[BEGIN GIVEN DATA]

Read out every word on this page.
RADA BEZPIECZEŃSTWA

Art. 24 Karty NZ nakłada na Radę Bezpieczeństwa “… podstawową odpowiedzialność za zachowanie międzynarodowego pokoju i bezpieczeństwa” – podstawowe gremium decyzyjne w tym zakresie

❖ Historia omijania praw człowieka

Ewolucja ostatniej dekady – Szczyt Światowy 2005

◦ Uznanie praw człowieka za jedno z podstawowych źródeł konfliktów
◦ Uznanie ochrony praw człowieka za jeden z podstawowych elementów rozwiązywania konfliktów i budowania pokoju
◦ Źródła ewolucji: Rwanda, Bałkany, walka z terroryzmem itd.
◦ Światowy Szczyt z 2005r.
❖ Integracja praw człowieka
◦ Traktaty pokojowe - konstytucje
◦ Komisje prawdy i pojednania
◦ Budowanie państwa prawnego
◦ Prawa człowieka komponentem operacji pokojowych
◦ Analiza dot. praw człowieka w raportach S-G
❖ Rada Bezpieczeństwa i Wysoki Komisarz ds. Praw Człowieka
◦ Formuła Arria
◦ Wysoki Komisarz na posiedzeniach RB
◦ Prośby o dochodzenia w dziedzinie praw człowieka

[END GIVEN DATA]

INSTRUCTIONS FOR THE TASK: Return the full listing, character for character.

THE OUTPUT:
Read out every word on this page.
RADA BEZPIECZEŃSTWA

Art. 24 Karty NZ nakłada na Radę Bezpieczeństwa “… podstawową odpowiedzialność za zachowanie międzynarodowego pokoju i bezpieczeństwa” – podstawowe gremium decyzyjne w tym zakresie

❖ Historia omijania praw człowieka

Ewolucja ostatniej dekady – Szczyt Światowy 2005

◦ Uznanie praw człowieka za jedno z podstawowych źródeł konfliktów
◦ Uznanie ochrony praw człowieka za jeden z podstawowych elementów rozwiązywania konfliktów i budowania pokoju
◦ Źródła ewolucji: Rwanda, Bałkany, walka z terroryzmem itd.
◦ Światowy Szczyt z 2005r.
❖ Integracja praw człowieka
◦ Traktaty pokojowe - konstytucje
◦ Komisje prawdy i pojednania
◦ Budowanie państwa prawnego
◦ Prawa człowieka komponentem operacji pokojowych
◦ Analiza dot. praw człowieka w raportach S-G
❖ Rada Bezpieczeństwa i Wysoki Komisarz ds. Praw Człowieka
◦ Formuła Arria
◦ Wysoki Komisarz na posiedzeniach RB
◦ Prośby o dochodzenia w dziedzinie praw człowieka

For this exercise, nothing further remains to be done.